### WHAT YOU NEED TO DO
Exact repetition of every entry is required.

+++ ROWS +++

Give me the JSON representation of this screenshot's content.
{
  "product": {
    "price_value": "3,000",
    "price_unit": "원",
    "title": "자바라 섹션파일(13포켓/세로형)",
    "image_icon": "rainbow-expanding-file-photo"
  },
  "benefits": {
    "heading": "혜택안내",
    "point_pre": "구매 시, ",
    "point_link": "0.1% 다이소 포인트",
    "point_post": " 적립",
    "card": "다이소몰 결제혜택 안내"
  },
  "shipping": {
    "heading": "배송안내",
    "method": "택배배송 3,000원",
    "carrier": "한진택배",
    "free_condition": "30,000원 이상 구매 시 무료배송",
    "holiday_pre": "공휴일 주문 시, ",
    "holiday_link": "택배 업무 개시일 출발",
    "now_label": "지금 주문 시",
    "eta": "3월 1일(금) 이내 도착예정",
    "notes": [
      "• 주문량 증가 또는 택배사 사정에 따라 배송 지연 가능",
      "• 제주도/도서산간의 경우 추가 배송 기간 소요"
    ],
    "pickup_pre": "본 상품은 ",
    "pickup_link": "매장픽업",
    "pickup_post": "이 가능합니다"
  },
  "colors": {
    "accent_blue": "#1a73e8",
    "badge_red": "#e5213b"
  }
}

+++

### TASK ANSWER
Give me the JSON representation of this screenshot's content.
{
  "product": {
    "price_value": "3,000",
    "price_unit": "원",
    "title": "자바라 섹션파일(13포켓/세로형)",
    "image_icon": "rainbow-expanding-file-photo"
  },
  "benefits": {
    "heading": "혜택안내",
    "point_pre": "구매 시, ",
    "point_link": "0.1% 다이소 포인트",
    "point_post": " 적립",
    "card": "다이소몰 결제혜택 안내"
  },
  "shipping": {
    "heading": "배송안내",
    "method": "택배배송 3,000원",
    "carrier": "한진택배",
    "free_condition": "30,000원 이상 구매 시 무료배송",
    "holiday_pre": "공휴일 주문 시, ",
    "holiday_link": "택배 업무 개시일 출발",
    "now_label": "지금 주문 시",
    "eta": "3월 1일(금) 이내 도착예정",
    "notes": [
      "• 주문량 증가 또는 택배사 사정에 따라 배송 지연 가능",
      "• 제주도/도서산간의 경우 추가 배송 기간 소요"
    ],
    "pickup_pre": "본 상품은 ",
    "pickup_link": "매장픽업",
    "pickup_post": "이 가능합니다"
  },
  "colors": {
    "accent_blue": "#1a73e8",
    "badge_red": "#e5213b"
  }
}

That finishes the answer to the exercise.